[START]

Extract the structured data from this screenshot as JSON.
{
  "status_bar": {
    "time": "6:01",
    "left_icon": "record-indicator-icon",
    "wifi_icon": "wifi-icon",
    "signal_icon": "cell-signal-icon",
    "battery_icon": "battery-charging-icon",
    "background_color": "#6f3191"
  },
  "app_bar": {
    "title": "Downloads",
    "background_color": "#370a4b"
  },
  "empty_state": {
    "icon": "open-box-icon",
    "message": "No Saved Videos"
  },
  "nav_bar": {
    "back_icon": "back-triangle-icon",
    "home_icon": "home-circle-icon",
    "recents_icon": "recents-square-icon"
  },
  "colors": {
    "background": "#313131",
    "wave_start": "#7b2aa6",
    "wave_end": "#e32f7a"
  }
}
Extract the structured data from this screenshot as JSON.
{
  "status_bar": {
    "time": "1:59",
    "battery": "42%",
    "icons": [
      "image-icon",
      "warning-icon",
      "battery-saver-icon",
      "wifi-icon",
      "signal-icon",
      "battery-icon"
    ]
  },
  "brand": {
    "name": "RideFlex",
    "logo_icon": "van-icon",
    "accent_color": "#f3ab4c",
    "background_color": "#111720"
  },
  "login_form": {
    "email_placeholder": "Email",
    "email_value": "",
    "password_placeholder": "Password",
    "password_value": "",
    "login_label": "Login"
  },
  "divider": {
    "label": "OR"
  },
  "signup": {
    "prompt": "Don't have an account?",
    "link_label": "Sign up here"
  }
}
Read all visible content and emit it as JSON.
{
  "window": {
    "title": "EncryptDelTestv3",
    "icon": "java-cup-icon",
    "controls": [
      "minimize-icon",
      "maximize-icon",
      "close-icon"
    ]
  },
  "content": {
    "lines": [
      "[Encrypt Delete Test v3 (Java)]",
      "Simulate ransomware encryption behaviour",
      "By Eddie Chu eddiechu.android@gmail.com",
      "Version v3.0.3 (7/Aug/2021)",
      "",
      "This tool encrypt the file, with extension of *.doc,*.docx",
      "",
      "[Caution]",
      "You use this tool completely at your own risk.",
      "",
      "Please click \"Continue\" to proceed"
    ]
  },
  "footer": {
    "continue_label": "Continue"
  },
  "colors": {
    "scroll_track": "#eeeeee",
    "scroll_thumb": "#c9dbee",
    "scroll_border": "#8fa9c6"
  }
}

[END]

• **Exercise goal**:
Reproduce the full listing word for word.

• **Full response**:
Extract the structured data from this screenshot as JSON.
{
  "status_bar": {
    "time": "6:01",
    "left_icon": "record-indicator-icon",
    "wifi_icon": "wifi-icon",
    "signal_icon": "cell-signal-icon",
    "battery_icon": "battery-charging-icon",
    "background_color": "#6f3191"
  },
  "app_bar": {
    "title": "Downloads",
    "background_color": "#370a4b"
  },
  "empty_state": {
    "icon": "open-box-icon",
    "message": "No Saved Videos"
  },
  "nav_bar": {
    "back_icon": "back-triangle-icon",
    "home_icon": "home-circle-icon",
    "recents_icon": "recents-square-icon"
  },
  "colors": {
    "background": "#313131",
    "wave_start": "#7b2aa6",
    "wave_end": "#e32f7a"
  }
}
Extract the structured data from this screenshot as JSON.
{
  "status_bar": {
    "time": "1:59",
    "battery": "42%",
    "icons": [
      "image-icon",
      "warning-icon",
      "battery-saver-icon",
      "wifi-icon",
      "signal-icon",
      "battery-icon"
    ]
  },
  "brand": {
    "name": "RideFlex",
    "logo_icon": "van-icon",
    "accent_color": "#f3ab4c",
    "background_color": "#111720"
  },
  "login_form": {
    "email_placeholder": "Email",
    "email_value": "",
    "password_placeholder": "Password",
    "password_value": "",
    "login_label": "Login"
  },
  "divider": {
    "label": "OR"
  },
  "signup": {
    "prompt": "Don't have an account?",
    "link_label": "Sign up here"
  }
}
Read all visible content and emit it as JSON.
{
  "window": {
    "title": "EncryptDelTestv3",
    "icon": "java-cup-icon",
    "controls": [
      "minimize-icon",
      "maximize-icon",
      "close-icon"
    ]
  },
  "content": {
    "lines": [
      "[Encrypt Delete Test v3 (Java)]",
      "Simulate ransomware encryption behaviour",
      "By Eddie Chu eddiechu.android@gmail.com",
      "Version v3.0.3 (7/Aug/2021)",
      "",
      "This tool encrypt the file, with extension of *.doc,*.docx",
      "",
      "[Caution]",
      "You use this tool completely at your own risk.",
      "",
      "Please click \"Continue\" to proceed"
    ]
  },
  "footer": {
    "continue_label": "Continue"
  },
  "colors": {
    "scroll_track": "#eeeeee",
    "scroll_thumb": "#c9dbee",
    "scroll_border": "#8fa9c6"
  }
}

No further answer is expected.